:: Selected excerpt ::

BEGIN

A local grass-roots movement has begun deploying digital libraries to underdeveloped nations to provide information encouraging the inclusion of people with disabilities.
The Global Disability Rights Library program, organized by a University of Iowa project called WiderNet, collects information about all types of physical and mental disabilities. The collection is then placed on a disk drive, which can then be plugged into any computer and accessed as an Internet-style database.
The libraries encompass topics such as ways to accommodate and treat disabilities, methods of communicating with people who suffer from disabilities, and other information useful to disabled persons’ organizations across the globe.
"They’re presented with resources that they never knew existed and resources that they can see immediate use for," said Professor Thomas Cook, a codirector of the program.
Because of the project’s unique initiative, the U.S. Agency for International Development issued a grant to support it in 2009.
The grant provided WiderNet with $1.6 million for the funding of 60 digital libraries to be distributed internationally. It is a three-year grant that will end in the fall of 2012.
"We worked a lot with people from [the Agency for International Development] and then its council on United States International Council on Disabilities," said Sam Bouwers, a digital librarian who collected research for the project. "People at [the International Council on Disabilities] came up with an outline of what they wanted the portals to look like, [and] my main task was to look at the outline and find resources to show them."

END

Document layout detection data
BEGIN

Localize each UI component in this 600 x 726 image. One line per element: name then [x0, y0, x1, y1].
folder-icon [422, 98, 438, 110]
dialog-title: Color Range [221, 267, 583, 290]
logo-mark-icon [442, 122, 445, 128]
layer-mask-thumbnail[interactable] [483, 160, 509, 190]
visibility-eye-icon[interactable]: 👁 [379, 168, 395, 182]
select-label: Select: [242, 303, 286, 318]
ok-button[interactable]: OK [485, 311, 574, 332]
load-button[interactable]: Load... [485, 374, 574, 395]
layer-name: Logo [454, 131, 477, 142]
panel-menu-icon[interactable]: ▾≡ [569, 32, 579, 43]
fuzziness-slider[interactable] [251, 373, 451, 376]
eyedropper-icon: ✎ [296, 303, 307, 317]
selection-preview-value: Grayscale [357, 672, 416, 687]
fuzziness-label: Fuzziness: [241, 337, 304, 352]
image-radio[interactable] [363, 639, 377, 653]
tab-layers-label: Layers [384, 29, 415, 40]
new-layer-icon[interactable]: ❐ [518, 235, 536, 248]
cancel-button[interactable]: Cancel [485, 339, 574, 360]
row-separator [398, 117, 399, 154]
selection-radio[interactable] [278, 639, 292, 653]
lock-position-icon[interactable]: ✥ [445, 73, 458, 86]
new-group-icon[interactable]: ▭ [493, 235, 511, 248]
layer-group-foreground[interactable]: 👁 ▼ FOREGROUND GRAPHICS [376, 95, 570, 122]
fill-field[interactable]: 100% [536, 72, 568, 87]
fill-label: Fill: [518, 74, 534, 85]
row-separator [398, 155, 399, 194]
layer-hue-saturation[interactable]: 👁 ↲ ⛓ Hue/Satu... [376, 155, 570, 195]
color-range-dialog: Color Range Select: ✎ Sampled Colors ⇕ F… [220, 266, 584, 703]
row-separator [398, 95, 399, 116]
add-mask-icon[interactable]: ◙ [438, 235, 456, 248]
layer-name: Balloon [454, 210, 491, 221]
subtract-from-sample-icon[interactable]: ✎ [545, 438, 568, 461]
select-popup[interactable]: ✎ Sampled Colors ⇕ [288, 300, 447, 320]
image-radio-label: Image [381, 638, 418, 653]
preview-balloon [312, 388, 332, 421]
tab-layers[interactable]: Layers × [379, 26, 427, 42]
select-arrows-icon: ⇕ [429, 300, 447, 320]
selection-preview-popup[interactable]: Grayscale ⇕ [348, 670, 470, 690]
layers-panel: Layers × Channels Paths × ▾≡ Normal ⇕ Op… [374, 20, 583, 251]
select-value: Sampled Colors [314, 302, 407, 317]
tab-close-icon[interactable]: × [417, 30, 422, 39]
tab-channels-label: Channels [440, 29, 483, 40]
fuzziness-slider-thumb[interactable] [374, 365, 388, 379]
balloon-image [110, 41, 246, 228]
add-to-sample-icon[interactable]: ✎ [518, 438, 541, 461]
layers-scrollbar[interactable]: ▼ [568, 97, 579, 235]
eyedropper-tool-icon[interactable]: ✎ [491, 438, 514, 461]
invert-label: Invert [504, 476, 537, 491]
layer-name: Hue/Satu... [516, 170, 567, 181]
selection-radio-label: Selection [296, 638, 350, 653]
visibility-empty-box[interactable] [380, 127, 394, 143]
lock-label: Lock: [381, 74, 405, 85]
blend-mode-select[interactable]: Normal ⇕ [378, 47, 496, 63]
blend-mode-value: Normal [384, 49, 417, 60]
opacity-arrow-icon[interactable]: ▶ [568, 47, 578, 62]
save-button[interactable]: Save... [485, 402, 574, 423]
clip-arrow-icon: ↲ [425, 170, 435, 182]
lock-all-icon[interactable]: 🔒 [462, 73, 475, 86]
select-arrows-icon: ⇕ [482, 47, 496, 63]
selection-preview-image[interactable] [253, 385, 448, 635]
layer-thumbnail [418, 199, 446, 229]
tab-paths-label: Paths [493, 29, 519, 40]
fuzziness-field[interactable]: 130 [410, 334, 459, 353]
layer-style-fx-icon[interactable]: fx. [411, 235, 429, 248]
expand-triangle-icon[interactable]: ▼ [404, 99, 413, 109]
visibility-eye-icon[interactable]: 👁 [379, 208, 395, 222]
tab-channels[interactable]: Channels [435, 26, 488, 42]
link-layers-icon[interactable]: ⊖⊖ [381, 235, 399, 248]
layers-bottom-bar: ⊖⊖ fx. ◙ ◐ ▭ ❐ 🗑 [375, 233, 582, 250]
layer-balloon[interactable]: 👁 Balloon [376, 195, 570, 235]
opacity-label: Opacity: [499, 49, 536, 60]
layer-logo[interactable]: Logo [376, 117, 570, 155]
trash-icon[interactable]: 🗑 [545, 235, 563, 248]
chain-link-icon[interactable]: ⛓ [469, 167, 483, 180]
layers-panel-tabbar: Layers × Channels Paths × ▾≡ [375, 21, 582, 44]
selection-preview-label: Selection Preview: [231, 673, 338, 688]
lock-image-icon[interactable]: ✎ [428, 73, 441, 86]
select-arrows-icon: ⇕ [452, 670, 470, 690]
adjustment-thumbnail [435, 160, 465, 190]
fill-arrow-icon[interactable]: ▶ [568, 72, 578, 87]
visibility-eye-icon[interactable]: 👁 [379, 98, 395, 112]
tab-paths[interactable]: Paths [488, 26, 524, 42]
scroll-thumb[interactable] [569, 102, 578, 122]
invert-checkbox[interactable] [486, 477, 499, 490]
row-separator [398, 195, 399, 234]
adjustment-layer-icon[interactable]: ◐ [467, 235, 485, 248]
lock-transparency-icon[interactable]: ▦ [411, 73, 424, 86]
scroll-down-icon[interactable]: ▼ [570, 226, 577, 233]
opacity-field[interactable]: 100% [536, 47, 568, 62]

END

:: Task to carry out ::
Print the entire article about the Global Disability Rights Library exactly as it appears. This data was drawn from a separate source.

:: Result of the exercise ::
A local grass-roots movement has begun deploying digital libraries to underdeveloped nations to provide information encouraging the inclusion of people with disabilities.
The Global Disability Rights Library program, organized by a University of Iowa project called WiderNet, collects information about all types of physical and mental disabilities. The collection is then placed on a disk drive, which can then be plugged into any computer and accessed as an Internet-style database.
The libraries encompass topics such as ways to accommodate and treat disabilities, methods of communicating with people who suffer from disabilities, and other information useful to disabled persons’ organizations across the globe.
"They’re presented with resources that they never knew existed and resources that they can see immediate use for," said Professor Thomas Cook, a codirector of the program.
Because of the project’s unique initiative, the U.S. Agency for International Development issued a grant to support it in 2009.
The grant provided WiderNet with $1.6 million for the funding of 60 digital libraries to be distributed internationally. It is a three-year grant that will end in the fall of 2012.
"We worked a lot with people from [the Agency for International Development] and then its council on United States International Council on Disabilities," said Sam Bouwers, a digital librarian who collected research for the project. "People at [the International Council on Disabilities] came up with an outline of what they wanted the portals to look like, [and] my main task was to look at the outline and find resources to show them."